What the task asks:
The listing below must be repeated word for word, with its images excluded.

Available data:
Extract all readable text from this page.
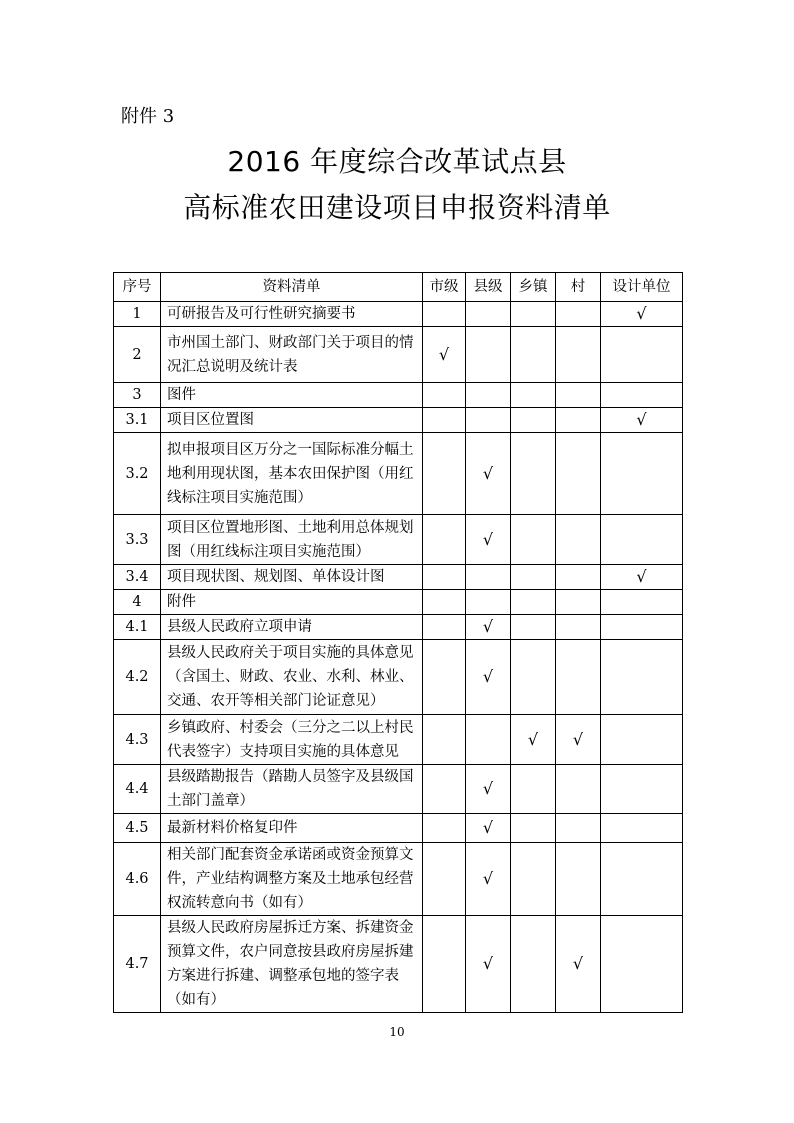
附件 3
2016 年度综合改革试点县
高标准农田建设项目申报资料清单
序号	资料清单	市级	县级	乡镇	村	设计单位
1	可研报告及可行性研究摘要书					√
2	市州国土部门、财政部门关于项目的情况汇总说明及统计表	√				
3	图件					
3.1	项目区位置图					√
3.2	拟申报项目区万分之一国际标准分幅土地利用现状图，基本农田保护图（用红线标注项目实施范围）		√			
3.3	项目区位置地形图、土地利用总体规划图（用红线标注项目实施范围）		√			
3.4	项目现状图、规划图、单体设计图					√
4	附件					
4.1	县级人民政府立项申请		√			
4.2	县级人民政府关于项目实施的具体意见（含国土、财政、农业、水利、林业、交通、农开等相关部门论证意见）		√			
4.3	乡镇政府、村委会（三分之二以上村民代表签字）支持项目实施的具体意见			√	√	
4.4	县级踏勘报告（踏勘人员签字及县级国土部门盖章）		√			
4.5	最新材料价格复印件		√			
4.6	相关部门配套资金承诺函或资金预算文件，产业结构调整方案及土地承包经营权流转意向书（如有）		√			
4.7	县级人民政府房屋拆迁方案、拆建资金预算文件，农户同意按县政府房屋拆建方案进行拆建、调整承包地的签字表（如有）		√		√	
10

Written response:
Extract all readable text from this page.
附件 3
2016 年度综合改革试点县
高标准农田建设项目申报资料清单
序号	资料清单	市级	县级	乡镇	村	设计单位
1	可研报告及可行性研究摘要书					√
2	市州国土部门、财政部门关于项目的情况汇总说明及统计表	√				
3	图件					
3.1	项目区位置图					√
3.2	拟申报项目区万分之一国际标准分幅土地利用现状图，基本农田保护图（用红线标注项目实施范围）		√			
3.3	项目区位置地形图、土地利用总体规划图（用红线标注项目实施范围）		√			
3.4	项目现状图、规划图、单体设计图					√
4	附件					
4.1	县级人民政府立项申请		√			
4.2	县级人民政府关于项目实施的具体意见（含国土、财政、农业、水利、林业、交通、农开等相关部门论证意见）		√			
4.3	乡镇政府、村委会（三分之二以上村民代表签字）支持项目实施的具体意见			√	√	
4.4	县级踏勘报告（踏勘人员签字及县级国土部门盖章）		√			
4.5	最新材料价格复印件		√			
4.6	相关部门配套资金承诺函或资金预算文件，产业结构调整方案及土地承包经营权流转意向书（如有）		√			
4.7	县级人民政府房屋拆迁方案、拆建资金预算文件，农户同意按县政府房屋拆建方案进行拆建、调整承包地的签字表（如有）		√		√	
10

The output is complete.